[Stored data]
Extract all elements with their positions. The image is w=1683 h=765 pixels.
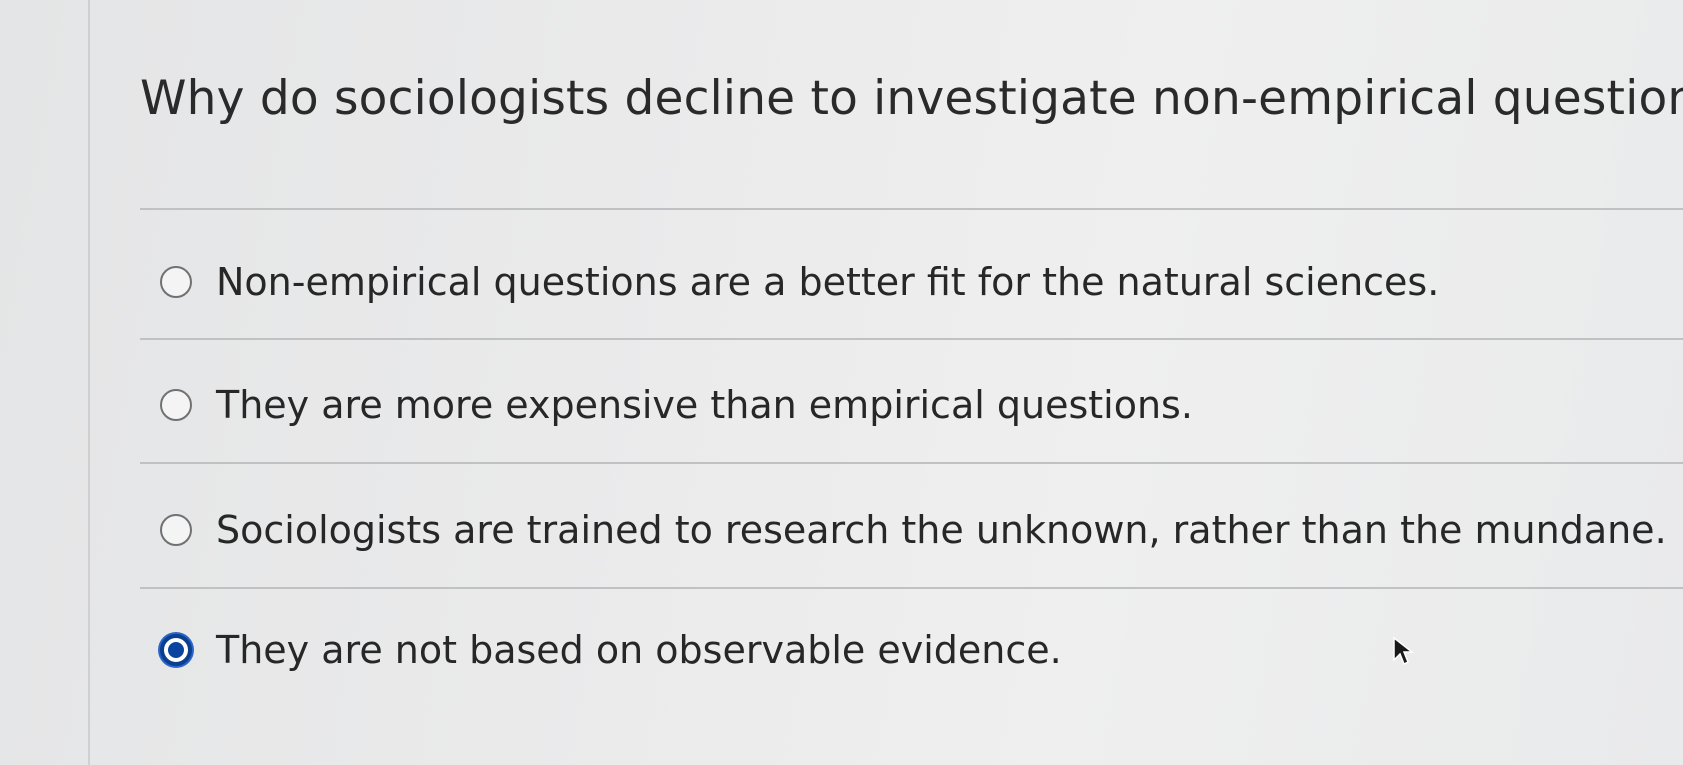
answer-option-label: Sociologists are trained to research the… [216, 508, 1667, 552]
radio-button-unselected[interactable] [160, 389, 192, 421]
radio-button-selected[interactable] [160, 634, 192, 666]
divider [140, 208, 1683, 210]
answer-option-4[interactable]: They are not based on observable evidenc… [160, 618, 1062, 682]
answer-option-1[interactable]: Non-empirical questions are a better fit… [160, 250, 1439, 314]
answer-option-2[interactable]: They are more expensive than empirical q… [160, 373, 1193, 437]
answer-option-label: Non-empirical questions are a better fit… [216, 260, 1440, 304]
answer-option-label: They are more expensive than empirical q… [216, 383, 1193, 427]
question-text: Why do sociologists decline to investiga… [140, 71, 1683, 126]
radio-dot-icon [168, 642, 184, 658]
left-border [88, 0, 90, 765]
mouse-pointer-icon [1393, 636, 1415, 666]
radio-button-unselected[interactable] [160, 514, 192, 546]
radio-button-unselected[interactable] [160, 266, 192, 298]
divider [140, 338, 1683, 340]
divider [140, 587, 1683, 589]
answer-option-3[interactable]: Sociologists are trained to research the… [160, 498, 1667, 562]
answer-option-label: They are not based on observable evidenc… [216, 628, 1062, 672]
divider [140, 462, 1683, 464]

Problem to work on ▸ Reproduce every line of the entries above verbatim, leaving out any picture.

Task result ▸
Extract all elements with their positions. The image is w=1683 h=765 pixels.
answer-option-label: Sociologists are trained to research the… [216, 508, 1667, 552]
radio-button-unselected[interactable] [160, 389, 192, 421]
radio-button-selected[interactable] [160, 634, 192, 666]
divider [140, 208, 1683, 210]
answer-option-4[interactable]: They are not based on observable evidenc… [160, 618, 1062, 682]
answer-option-1[interactable]: Non-empirical questions are a better fit… [160, 250, 1439, 314]
answer-option-2[interactable]: They are more expensive than empirical q… [160, 373, 1193, 437]
answer-option-label: Non-empirical questions are a better fit… [216, 260, 1440, 304]
answer-option-label: They are more expensive than empirical q… [216, 383, 1193, 427]
question-text: Why do sociologists decline to investiga… [140, 71, 1683, 126]
radio-dot-icon [168, 642, 184, 658]
left-border [88, 0, 90, 765]
mouse-pointer-icon [1393, 636, 1415, 666]
radio-button-unselected[interactable] [160, 514, 192, 546]
radio-button-unselected[interactable] [160, 266, 192, 298]
divider [140, 338, 1683, 340]
divider [140, 587, 1683, 589]
answer-option-3[interactable]: Sociologists are trained to research the… [160, 498, 1667, 562]
answer-option-label: They are not based on observable evidenc… [216, 628, 1062, 672]
divider [140, 462, 1683, 464]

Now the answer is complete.